* begin SUPPLIED INFORMATION *
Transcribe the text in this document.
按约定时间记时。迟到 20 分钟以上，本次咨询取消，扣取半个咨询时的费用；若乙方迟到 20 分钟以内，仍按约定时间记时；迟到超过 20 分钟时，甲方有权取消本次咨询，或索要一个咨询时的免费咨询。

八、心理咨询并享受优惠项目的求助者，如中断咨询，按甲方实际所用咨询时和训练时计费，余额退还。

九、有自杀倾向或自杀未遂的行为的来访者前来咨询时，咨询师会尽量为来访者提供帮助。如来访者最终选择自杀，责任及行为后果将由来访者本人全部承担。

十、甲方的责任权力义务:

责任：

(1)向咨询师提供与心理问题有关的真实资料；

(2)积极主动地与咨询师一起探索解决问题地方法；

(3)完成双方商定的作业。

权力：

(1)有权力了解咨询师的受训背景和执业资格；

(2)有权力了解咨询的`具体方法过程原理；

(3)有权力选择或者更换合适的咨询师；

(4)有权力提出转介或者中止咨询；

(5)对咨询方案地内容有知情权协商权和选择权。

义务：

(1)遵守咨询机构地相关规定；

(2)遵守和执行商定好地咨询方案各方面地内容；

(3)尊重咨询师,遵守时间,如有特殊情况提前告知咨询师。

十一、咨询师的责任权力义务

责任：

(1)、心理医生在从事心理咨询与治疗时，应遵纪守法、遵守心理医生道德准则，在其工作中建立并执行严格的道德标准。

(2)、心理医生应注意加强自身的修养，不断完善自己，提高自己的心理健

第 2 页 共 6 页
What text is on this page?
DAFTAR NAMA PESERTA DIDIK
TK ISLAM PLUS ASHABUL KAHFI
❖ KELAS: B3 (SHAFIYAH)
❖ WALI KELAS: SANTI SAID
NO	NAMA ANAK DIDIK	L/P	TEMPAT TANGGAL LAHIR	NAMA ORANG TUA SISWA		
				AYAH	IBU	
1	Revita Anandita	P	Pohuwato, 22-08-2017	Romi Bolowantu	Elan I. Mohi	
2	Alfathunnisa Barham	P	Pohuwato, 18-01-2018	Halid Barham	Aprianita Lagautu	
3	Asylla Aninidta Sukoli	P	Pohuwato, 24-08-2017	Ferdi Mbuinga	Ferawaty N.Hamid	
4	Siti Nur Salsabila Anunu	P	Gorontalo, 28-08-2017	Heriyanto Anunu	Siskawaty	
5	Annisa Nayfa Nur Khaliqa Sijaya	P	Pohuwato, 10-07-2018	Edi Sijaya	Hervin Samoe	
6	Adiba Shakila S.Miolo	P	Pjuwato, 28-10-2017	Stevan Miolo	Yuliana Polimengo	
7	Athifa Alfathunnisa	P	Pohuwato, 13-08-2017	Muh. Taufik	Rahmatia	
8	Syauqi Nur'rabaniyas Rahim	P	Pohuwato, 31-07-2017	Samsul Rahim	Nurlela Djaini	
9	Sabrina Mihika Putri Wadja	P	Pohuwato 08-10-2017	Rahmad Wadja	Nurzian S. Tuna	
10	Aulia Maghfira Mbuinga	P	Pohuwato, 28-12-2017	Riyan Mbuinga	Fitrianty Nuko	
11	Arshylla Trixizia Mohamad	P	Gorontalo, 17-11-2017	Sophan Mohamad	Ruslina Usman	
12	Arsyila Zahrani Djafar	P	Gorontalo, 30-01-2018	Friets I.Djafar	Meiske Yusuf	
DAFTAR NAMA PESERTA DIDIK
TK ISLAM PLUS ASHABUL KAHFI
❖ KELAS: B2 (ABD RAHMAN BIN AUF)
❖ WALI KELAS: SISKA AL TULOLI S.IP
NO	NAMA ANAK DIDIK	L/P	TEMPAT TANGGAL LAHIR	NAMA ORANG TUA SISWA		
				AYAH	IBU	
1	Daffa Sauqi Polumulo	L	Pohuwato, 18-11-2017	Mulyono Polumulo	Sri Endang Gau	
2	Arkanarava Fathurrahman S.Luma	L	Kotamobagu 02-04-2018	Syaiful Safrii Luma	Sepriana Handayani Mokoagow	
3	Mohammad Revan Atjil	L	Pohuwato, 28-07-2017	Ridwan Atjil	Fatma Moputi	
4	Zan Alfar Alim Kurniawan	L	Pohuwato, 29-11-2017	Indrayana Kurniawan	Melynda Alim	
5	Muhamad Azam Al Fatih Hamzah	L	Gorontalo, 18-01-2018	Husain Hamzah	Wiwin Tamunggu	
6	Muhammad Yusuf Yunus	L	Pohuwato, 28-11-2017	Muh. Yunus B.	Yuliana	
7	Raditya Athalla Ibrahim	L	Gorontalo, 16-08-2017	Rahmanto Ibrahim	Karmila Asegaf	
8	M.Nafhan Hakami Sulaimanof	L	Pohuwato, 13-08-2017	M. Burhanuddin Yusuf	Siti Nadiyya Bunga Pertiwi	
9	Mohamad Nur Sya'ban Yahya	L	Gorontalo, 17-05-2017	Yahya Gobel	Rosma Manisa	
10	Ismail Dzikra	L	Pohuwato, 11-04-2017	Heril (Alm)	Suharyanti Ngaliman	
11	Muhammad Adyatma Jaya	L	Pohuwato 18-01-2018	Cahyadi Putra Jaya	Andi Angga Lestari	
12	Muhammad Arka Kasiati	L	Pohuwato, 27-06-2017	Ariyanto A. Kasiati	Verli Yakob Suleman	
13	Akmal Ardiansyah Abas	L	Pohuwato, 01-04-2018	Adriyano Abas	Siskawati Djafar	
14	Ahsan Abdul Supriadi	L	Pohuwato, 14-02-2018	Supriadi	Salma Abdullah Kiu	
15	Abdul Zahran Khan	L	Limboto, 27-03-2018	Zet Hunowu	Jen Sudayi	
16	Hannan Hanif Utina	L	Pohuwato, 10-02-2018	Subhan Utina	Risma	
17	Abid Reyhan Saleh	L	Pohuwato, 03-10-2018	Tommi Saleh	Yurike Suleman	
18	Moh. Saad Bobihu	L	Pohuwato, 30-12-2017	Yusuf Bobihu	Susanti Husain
* end SUPPLIED INFORMATION *
▶ THE TASK
Restate the whole listing exactly, leaving out nothing.

▶ TASK OUTPUT
Transcribe the text in this document.
按约定时间记时。迟到 20 分钟以上，本次咨询取消，扣取半个咨询时的费用；若乙方迟到 20 分钟以内，仍按约定时间记时；迟到超过 20 分钟时，甲方有权取消本次咨询，或索要一个咨询时的免费咨询。

八、心理咨询并享受优惠项目的求助者，如中断咨询，按甲方实际所用咨询时和训练时计费，余额退还。

九、有自杀倾向或自杀未遂的行为的来访者前来咨询时，咨询师会尽量为来访者提供帮助。如来访者最终选择自杀，责任及行为后果将由来访者本人全部承担。

十、甲方的责任权力义务:

责任：

(1)向咨询师提供与心理问题有关的真实资料；

(2)积极主动地与咨询师一起探索解决问题地方法；

(3)完成双方商定的作业。

权力：

(1)有权力了解咨询师的受训背景和执业资格；

(2)有权力了解咨询的`具体方法过程原理；

(3)有权力选择或者更换合适的咨询师；

(4)有权力提出转介或者中止咨询；

(5)对咨询方案地内容有知情权协商权和选择权。

义务：

(1)遵守咨询机构地相关规定；

(2)遵守和执行商定好地咨询方案各方面地内容；

(3)尊重咨询师,遵守时间,如有特殊情况提前告知咨询师。

十一、咨询师的责任权力义务

责任：

(1)、心理医生在从事心理咨询与治疗时，应遵纪守法、遵守心理医生道德准则，在其工作中建立并执行严格的道德标准。

(2)、心理医生应注意加强自身的修养，不断完善自己，提高自己的心理健

第 2 页 共 6 页
What text is on this page?
DAFTAR NAMA PESERTA DIDIK
TK ISLAM PLUS ASHABUL KAHFI
❖ KELAS: B3 (SHAFIYAH)
❖ WALI KELAS: SANTI SAID
NO	NAMA ANAK DIDIK	L/P	TEMPAT TANGGAL LAHIR	NAMA ORANG TUA SISWA		
				AYAH	IBU	
1	Revita Anandita	P	Pohuwato, 22-08-2017	Romi Bolowantu	Elan I. Mohi	
2	Alfathunnisa Barham	P	Pohuwato, 18-01-2018	Halid Barham	Aprianita Lagautu	
3	Asylla Aninidta Sukoli	P	Pohuwato, 24-08-2017	Ferdi Mbuinga	Ferawaty N.Hamid	
4	Siti Nur Salsabila Anunu	P	Gorontalo, 28-08-2017	Heriyanto Anunu	Siskawaty	
5	Annisa Nayfa Nur Khaliqa Sijaya	P	Pohuwato, 10-07-2018	Edi Sijaya	Hervin Samoe	
6	Adiba Shakila S.Miolo	P	Pjuwato, 28-10-2017	Stevan Miolo	Yuliana Polimengo	
7	Athifa Alfathunnisa	P	Pohuwato, 13-08-2017	Muh. Taufik	Rahmatia	
8	Syauqi Nur'rabaniyas Rahim	P	Pohuwato, 31-07-2017	Samsul Rahim	Nurlela Djaini	
9	Sabrina Mihika Putri Wadja	P	Pohuwato 08-10-2017	Rahmad Wadja	Nurzian S. Tuna	
10	Aulia Maghfira Mbuinga	P	Pohuwato, 28-12-2017	Riyan Mbuinga	Fitrianty Nuko	
11	Arshylla Trixizia Mohamad	P	Gorontalo, 17-11-2017	Sophan Mohamad	Ruslina Usman	
12	Arsyila Zahrani Djafar	P	Gorontalo, 30-01-2018	Friets I.Djafar	Meiske Yusuf	
DAFTAR NAMA PESERTA DIDIK
TK ISLAM PLUS ASHABUL KAHFI
❖ KELAS: B2 (ABD RAHMAN BIN AUF)
❖ WALI KELAS: SISKA AL TULOLI S.IP
NO	NAMA ANAK DIDIK	L/P	TEMPAT TANGGAL LAHIR	NAMA ORANG TUA SISWA		
				AYAH	IBU	
1	Daffa Sauqi Polumulo	L	Pohuwato, 18-11-2017	Mulyono Polumulo	Sri Endang Gau	
2	Arkanarava Fathurrahman S.Luma	L	Kotamobagu 02-04-2018	Syaiful Safrii Luma	Sepriana Handayani Mokoagow	
3	Mohammad Revan Atjil	L	Pohuwato, 28-07-2017	Ridwan Atjil	Fatma Moputi	
4	Zan Alfar Alim Kurniawan	L	Pohuwato, 29-11-2017	Indrayana Kurniawan	Melynda Alim	
5	Muhamad Azam Al Fatih Hamzah	L	Gorontalo, 18-01-2018	Husain Hamzah	Wiwin Tamunggu	
6	Muhammad Yusuf Yunus	L	Pohuwato, 28-11-2017	Muh. Yunus B.	Yuliana	
7	Raditya Athalla Ibrahim	L	Gorontalo, 16-08-2017	Rahmanto Ibrahim	Karmila Asegaf	
8	M.Nafhan Hakami Sulaimanof	L	Pohuwato, 13-08-2017	M. Burhanuddin Yusuf	Siti Nadiyya Bunga Pertiwi	
9	Mohamad Nur Sya'ban Yahya	L	Gorontalo, 17-05-2017	Yahya Gobel	Rosma Manisa	
10	Ismail Dzikra	L	Pohuwato, 11-04-2017	Heril (Alm)	Suharyanti Ngaliman	
11	Muhammad Adyatma Jaya	L	Pohuwato 18-01-2018	Cahyadi Putra Jaya	Andi Angga Lestari	
12	Muhammad Arka Kasiati	L	Pohuwato, 27-06-2017	Ariyanto A. Kasiati	Verli Yakob Suleman	
13	Akmal Ardiansyah Abas	L	Pohuwato, 01-04-2018	Adriyano Abas	Siskawati Djafar	
14	Ahsan Abdul Supriadi	L	Pohuwato, 14-02-2018	Supriadi	Salma Abdullah Kiu	
15	Abdul Zahran Khan	L	Limboto, 27-03-2018	Zet Hunowu	Jen Sudayi	
16	Hannan Hanif Utina	L	Pohuwato, 10-02-2018	Subhan Utina	Risma	
17	Abid Reyhan Saleh	L	Pohuwato, 03-10-2018	Tommi Saleh	Yurike Suleman	
18	Moh. Saad Bobihu	L	Pohuwato, 30-12-2017	Yusuf Bobihu	Susanti Husain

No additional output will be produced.